-------- PROVIDED RECORDS

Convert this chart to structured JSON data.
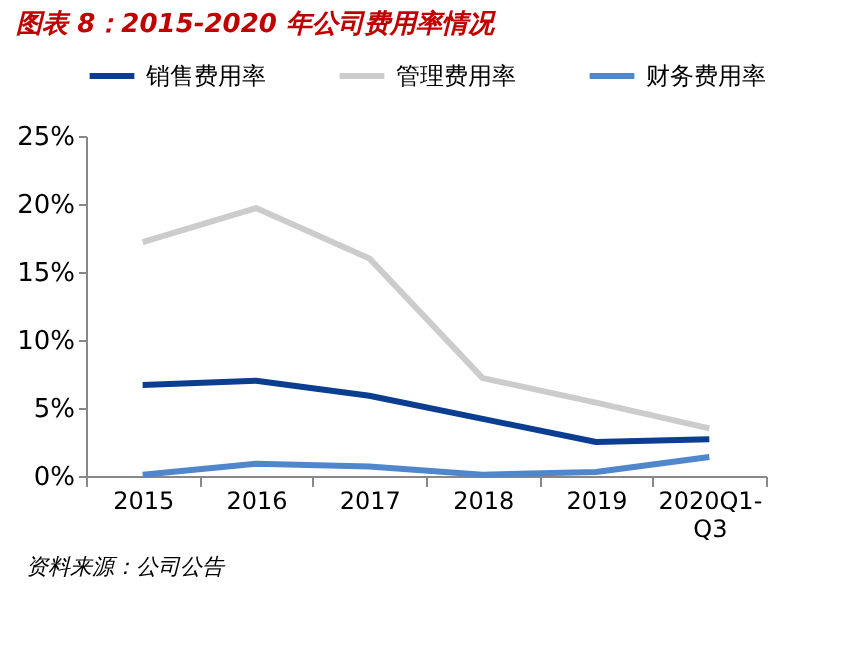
{
  "chart_data": {
    "type": "line",
    "title": "图表 8：2015-2020 年公司费用率情况",
    "categories": [
      "2015",
      "2016",
      "2017",
      "2018",
      "2019",
      "2020Q1-\nQ3"
    ],
    "series": [
      {
        "name": "销售费用率",
        "color": "#0b3d91",
        "values": [
          6.7,
          7.0,
          5.9,
          4.2,
          2.5,
          2.7
        ]
      },
      {
        "name": "管理费用率",
        "color": "#cccccc",
        "values": [
          17.2,
          19.7,
          16.0,
          7.2,
          5.4,
          3.5
        ]
      },
      {
        "name": "财务费用率",
        "color": "#4f86cc",
        "values": [
          0.1,
          0.9,
          0.7,
          0.1,
          0.3,
          1.4
        ]
      }
    ],
    "ylim": [
      0,
      25
    ],
    "yticks": [
      {
        "value": 0,
        "label": "0%"
      },
      {
        "value": 5,
        "label": "5%"
      },
      {
        "value": 10,
        "label": "10%"
      },
      {
        "value": 15,
        "label": "15%"
      },
      {
        "value": 20,
        "label": "20%"
      },
      {
        "value": 25,
        "label": "25%"
      }
    ],
    "legend": "top",
    "grid": false,
    "marker": "none",
    "line_style": "solid",
    "annotations": [
      "资料来源：公司公告"
    ]
  }
}
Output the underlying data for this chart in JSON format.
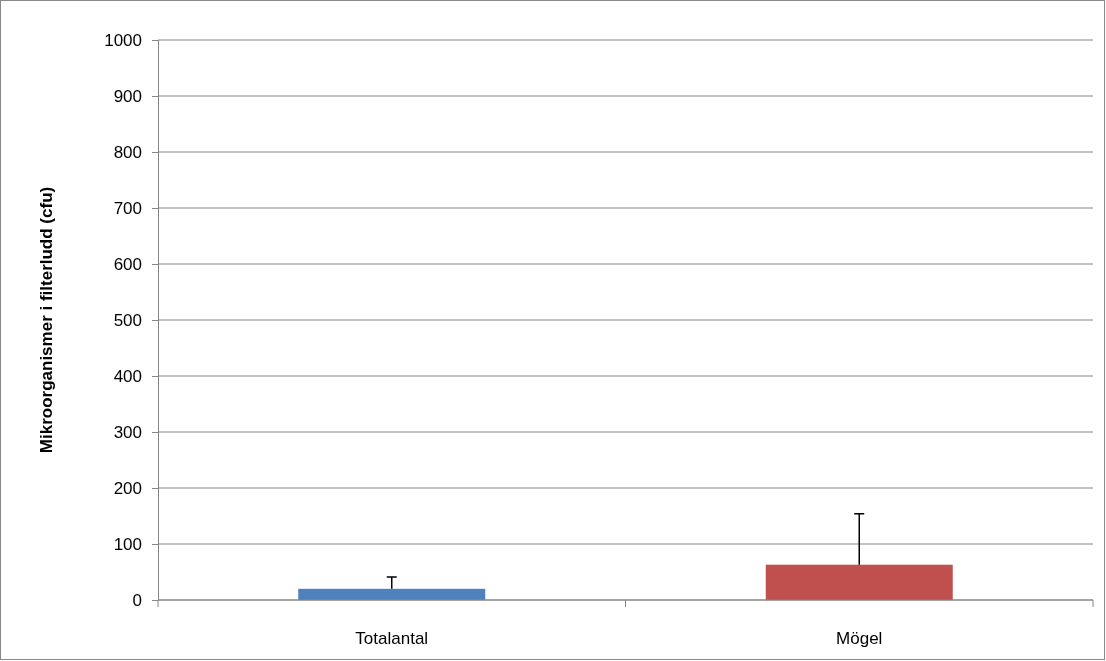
{
  "chart_data": {
    "type": "bar",
    "ylabel": "Mikroorganismer i filterludd (cfu)",
    "categories": [
      "Totalantal",
      "Mögel"
    ],
    "values": [
      20,
      63
    ],
    "colors": [
      "#4f81bd",
      "#c0504d"
    ],
    "errors": [
      [
        20,
        41
      ],
      [
        63,
        154
      ]
    ],
    "ylim": [
      0,
      1000
    ],
    "yticks": [
      0,
      100,
      200,
      300,
      400,
      500,
      600,
      700,
      800,
      900,
      1000
    ],
    "grid": "y"
  }
}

----------------

Beginning at the line that contains "Output the underlying", copy each remaining line of the records exactly, through the final one. Omit the pictures.

> _TASK OUTPUT_:
Output the underlying data for this chart in JSON format.
{
  "chart_data": {
    "type": "bar",
    "ylabel": "Mikroorganismer i filterludd (cfu)",
    "categories": [
      "Totalantal",
      "Mögel"
    ],
    "values": [
      20,
      63
    ],
    "colors": [
      "#4f81bd",
      "#c0504d"
    ],
    "errors": [
      [
        20,
        41
      ],
      [
        63,
        154
      ]
    ],
    "ylim": [
      0,
      1000
    ],
    "yticks": [
      0,
      100,
      200,
      300,
      400,
      500,
      600,
      700,
      800,
      900,
      1000
    ],
    "grid": "y"
  }
}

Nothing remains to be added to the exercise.